• PROVIDED DATA:
%%

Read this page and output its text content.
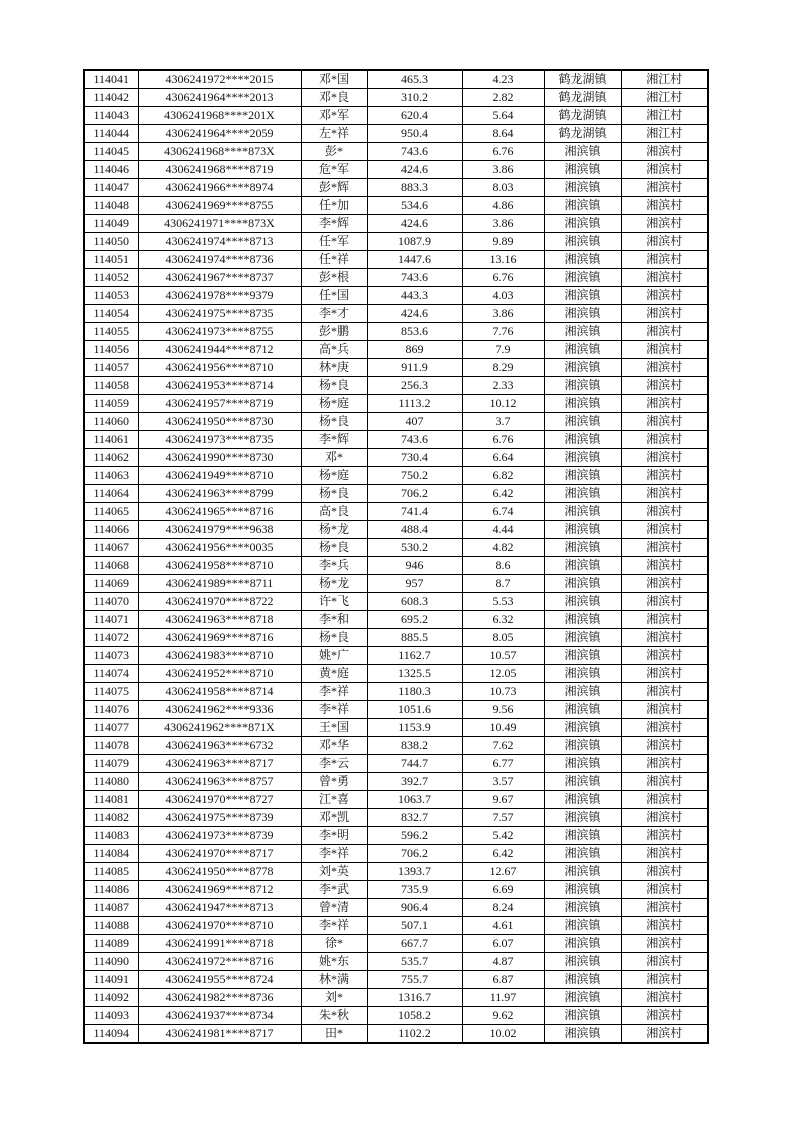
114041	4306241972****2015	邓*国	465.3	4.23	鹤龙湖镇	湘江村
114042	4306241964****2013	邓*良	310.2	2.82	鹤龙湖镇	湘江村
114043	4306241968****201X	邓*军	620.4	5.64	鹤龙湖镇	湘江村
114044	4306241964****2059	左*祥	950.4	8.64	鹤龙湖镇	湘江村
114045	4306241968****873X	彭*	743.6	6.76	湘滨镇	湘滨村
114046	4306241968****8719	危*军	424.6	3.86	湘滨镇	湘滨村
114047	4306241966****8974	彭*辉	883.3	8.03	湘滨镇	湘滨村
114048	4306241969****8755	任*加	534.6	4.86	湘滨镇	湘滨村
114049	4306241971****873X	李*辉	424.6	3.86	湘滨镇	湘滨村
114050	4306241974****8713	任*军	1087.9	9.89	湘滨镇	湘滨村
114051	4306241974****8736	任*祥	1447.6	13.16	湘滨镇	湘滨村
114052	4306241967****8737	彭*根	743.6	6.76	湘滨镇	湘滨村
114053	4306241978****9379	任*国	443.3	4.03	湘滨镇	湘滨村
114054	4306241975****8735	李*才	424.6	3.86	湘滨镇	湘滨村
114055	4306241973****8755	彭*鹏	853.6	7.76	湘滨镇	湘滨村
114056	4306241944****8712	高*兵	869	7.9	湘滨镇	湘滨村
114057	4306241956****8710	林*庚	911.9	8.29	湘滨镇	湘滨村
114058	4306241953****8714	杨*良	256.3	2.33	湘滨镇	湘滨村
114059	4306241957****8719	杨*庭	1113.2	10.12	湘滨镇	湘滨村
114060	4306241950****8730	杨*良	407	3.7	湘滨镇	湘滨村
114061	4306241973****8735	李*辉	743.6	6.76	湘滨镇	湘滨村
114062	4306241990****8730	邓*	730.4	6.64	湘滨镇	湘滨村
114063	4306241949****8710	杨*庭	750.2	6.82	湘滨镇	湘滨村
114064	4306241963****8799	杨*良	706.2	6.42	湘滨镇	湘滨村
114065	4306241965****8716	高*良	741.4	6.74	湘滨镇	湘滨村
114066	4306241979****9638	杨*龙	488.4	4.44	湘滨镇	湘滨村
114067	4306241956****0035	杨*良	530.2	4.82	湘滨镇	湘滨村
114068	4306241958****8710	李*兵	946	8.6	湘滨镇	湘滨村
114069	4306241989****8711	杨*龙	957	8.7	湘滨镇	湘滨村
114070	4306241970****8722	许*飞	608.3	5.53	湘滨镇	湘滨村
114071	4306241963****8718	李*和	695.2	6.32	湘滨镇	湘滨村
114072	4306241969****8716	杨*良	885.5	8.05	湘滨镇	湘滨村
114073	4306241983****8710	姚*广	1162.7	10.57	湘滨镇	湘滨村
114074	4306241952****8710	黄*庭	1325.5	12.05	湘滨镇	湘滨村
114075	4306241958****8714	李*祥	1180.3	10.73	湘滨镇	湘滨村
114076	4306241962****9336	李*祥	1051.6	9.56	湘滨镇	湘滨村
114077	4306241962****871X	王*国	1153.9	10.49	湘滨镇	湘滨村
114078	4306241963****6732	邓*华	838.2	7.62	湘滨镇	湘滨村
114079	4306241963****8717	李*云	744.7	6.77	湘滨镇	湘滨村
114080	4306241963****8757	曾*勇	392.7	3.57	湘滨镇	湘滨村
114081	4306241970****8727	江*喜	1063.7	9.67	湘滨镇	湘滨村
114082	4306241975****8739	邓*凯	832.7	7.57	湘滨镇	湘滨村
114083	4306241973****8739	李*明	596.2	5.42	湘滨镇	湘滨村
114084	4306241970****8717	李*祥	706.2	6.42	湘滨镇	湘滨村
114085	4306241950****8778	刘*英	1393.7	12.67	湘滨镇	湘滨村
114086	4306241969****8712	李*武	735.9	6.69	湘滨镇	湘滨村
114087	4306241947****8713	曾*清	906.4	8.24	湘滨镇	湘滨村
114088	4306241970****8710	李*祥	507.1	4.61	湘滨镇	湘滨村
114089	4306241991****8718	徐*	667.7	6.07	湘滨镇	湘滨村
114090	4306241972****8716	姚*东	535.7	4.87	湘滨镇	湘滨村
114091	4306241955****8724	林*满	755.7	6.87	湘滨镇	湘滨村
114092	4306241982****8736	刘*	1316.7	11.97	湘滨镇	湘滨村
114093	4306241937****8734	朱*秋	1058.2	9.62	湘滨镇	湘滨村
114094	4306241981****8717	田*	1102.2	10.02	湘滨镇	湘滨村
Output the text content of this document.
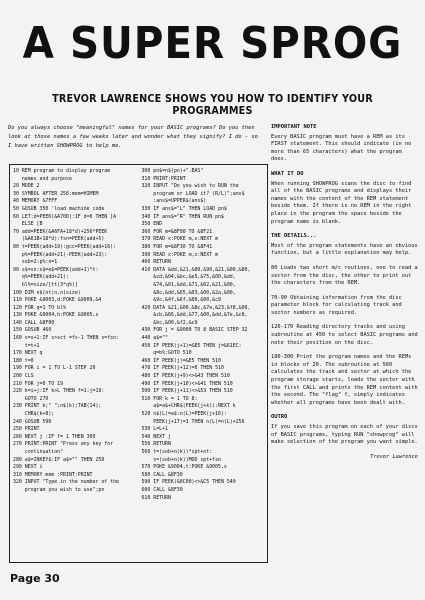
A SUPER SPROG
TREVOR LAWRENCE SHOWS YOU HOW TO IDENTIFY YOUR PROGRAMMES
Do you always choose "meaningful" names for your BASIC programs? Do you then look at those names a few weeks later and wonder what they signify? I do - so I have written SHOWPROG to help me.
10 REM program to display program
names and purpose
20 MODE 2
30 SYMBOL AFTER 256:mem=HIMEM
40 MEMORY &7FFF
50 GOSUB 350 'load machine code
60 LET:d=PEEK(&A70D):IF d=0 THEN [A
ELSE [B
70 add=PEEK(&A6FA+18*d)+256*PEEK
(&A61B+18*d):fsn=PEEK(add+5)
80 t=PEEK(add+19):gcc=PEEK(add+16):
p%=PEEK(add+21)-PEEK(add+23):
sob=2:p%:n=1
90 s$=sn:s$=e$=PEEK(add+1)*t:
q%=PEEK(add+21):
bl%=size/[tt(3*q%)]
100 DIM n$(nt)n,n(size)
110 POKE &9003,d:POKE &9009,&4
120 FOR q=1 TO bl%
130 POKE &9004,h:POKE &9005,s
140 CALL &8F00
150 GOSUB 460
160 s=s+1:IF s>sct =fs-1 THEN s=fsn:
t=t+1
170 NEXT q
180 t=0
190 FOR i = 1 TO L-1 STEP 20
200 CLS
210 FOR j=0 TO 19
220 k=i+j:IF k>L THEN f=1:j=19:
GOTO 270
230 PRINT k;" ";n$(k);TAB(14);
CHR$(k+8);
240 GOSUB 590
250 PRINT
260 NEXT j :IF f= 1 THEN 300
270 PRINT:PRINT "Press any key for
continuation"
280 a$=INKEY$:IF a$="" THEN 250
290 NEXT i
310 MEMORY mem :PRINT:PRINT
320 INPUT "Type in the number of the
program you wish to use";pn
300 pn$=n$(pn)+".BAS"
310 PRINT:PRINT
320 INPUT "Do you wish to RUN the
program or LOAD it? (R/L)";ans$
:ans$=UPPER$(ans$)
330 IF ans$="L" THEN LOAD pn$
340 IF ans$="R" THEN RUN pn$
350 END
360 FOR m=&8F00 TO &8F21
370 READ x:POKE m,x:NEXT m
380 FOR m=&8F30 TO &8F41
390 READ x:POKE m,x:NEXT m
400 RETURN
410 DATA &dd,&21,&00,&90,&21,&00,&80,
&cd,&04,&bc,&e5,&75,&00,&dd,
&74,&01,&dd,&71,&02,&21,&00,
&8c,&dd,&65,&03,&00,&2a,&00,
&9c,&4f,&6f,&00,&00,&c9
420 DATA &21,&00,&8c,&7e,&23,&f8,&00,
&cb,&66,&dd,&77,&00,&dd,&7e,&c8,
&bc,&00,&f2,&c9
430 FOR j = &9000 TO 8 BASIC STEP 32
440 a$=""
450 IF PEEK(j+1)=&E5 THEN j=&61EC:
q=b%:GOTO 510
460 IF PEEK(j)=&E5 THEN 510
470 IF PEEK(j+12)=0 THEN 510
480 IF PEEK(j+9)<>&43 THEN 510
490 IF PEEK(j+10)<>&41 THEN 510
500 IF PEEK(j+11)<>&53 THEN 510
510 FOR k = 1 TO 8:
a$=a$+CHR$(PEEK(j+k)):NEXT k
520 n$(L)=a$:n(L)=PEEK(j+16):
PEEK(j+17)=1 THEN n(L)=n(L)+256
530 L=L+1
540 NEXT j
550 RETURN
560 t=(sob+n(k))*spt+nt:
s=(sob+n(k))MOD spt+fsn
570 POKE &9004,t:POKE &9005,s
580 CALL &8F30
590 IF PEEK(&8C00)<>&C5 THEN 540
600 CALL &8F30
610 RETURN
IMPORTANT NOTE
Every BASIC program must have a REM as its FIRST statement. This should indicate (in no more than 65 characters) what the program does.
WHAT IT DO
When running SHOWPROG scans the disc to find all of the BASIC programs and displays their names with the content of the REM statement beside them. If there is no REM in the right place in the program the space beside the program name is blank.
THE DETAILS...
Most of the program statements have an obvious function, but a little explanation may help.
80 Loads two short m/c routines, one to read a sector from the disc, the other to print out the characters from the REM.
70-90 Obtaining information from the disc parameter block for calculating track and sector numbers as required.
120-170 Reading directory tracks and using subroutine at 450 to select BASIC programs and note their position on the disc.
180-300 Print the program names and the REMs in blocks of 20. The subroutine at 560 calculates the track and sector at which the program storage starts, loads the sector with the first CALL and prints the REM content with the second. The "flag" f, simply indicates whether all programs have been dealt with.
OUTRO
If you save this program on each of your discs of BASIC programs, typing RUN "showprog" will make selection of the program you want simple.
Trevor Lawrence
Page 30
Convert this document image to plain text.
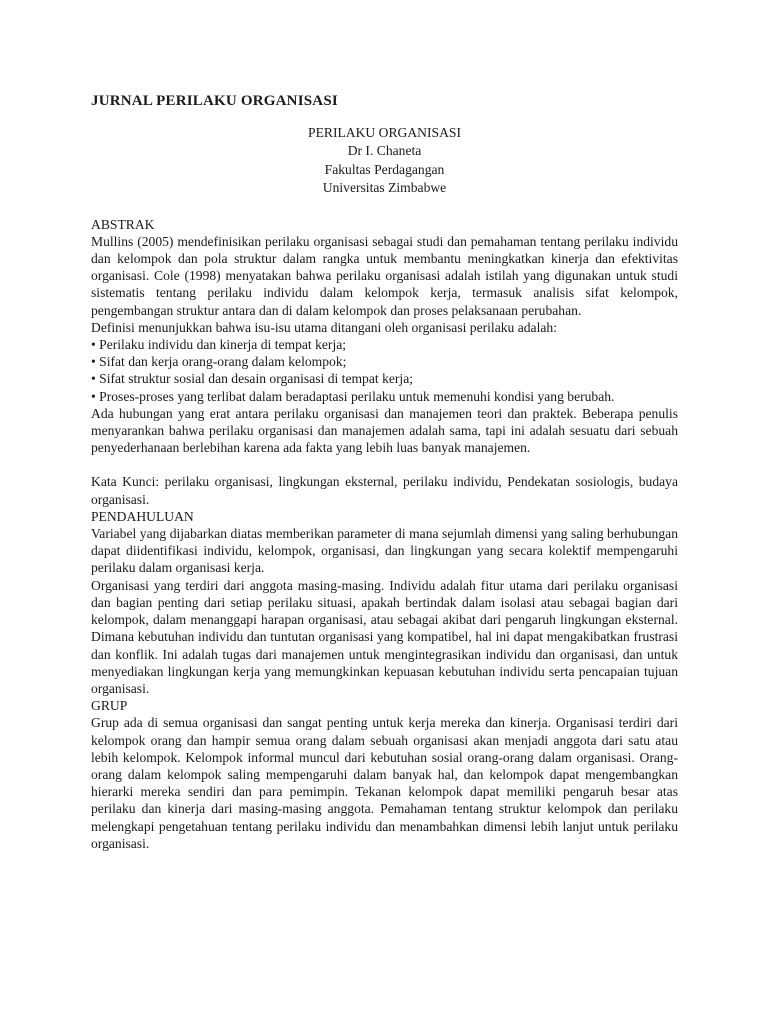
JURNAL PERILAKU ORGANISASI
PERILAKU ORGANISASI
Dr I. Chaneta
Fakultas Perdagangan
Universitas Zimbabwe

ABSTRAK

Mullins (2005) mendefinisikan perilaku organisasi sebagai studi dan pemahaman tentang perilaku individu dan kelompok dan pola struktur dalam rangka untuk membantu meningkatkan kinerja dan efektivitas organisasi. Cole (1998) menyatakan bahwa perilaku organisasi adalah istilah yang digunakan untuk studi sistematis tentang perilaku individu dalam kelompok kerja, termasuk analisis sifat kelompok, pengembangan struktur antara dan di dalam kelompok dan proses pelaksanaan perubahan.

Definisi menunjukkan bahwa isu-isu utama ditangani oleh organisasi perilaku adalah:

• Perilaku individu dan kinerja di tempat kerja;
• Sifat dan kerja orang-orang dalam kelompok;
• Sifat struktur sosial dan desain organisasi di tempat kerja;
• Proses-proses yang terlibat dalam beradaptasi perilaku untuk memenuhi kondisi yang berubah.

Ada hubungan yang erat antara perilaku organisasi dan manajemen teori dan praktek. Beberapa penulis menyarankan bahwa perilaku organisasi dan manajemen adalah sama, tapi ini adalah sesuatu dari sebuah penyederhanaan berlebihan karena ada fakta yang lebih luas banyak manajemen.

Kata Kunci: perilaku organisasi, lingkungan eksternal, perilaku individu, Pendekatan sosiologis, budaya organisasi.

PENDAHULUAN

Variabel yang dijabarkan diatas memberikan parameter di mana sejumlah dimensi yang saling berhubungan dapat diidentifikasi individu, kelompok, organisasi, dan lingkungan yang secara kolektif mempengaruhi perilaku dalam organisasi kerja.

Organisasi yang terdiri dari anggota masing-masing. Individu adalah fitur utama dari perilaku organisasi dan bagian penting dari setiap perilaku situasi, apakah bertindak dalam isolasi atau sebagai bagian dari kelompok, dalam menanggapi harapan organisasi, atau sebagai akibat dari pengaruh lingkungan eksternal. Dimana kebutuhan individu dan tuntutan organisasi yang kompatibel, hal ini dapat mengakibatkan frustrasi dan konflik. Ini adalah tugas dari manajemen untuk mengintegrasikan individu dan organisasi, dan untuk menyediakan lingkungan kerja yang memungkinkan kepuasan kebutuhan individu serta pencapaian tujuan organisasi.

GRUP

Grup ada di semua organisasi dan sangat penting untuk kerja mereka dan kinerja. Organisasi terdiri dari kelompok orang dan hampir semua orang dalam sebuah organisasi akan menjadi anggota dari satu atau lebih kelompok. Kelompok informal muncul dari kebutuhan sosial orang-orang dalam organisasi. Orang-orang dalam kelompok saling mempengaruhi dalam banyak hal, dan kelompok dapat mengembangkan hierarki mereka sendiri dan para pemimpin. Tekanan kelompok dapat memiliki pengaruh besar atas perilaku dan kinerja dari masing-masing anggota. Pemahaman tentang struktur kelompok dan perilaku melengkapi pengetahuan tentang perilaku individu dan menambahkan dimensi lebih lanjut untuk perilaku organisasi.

%%

Choose all lines containing the string "wish" and copy them out.

program you wish to use";pn
320 INPUT "Do you wish to RUN the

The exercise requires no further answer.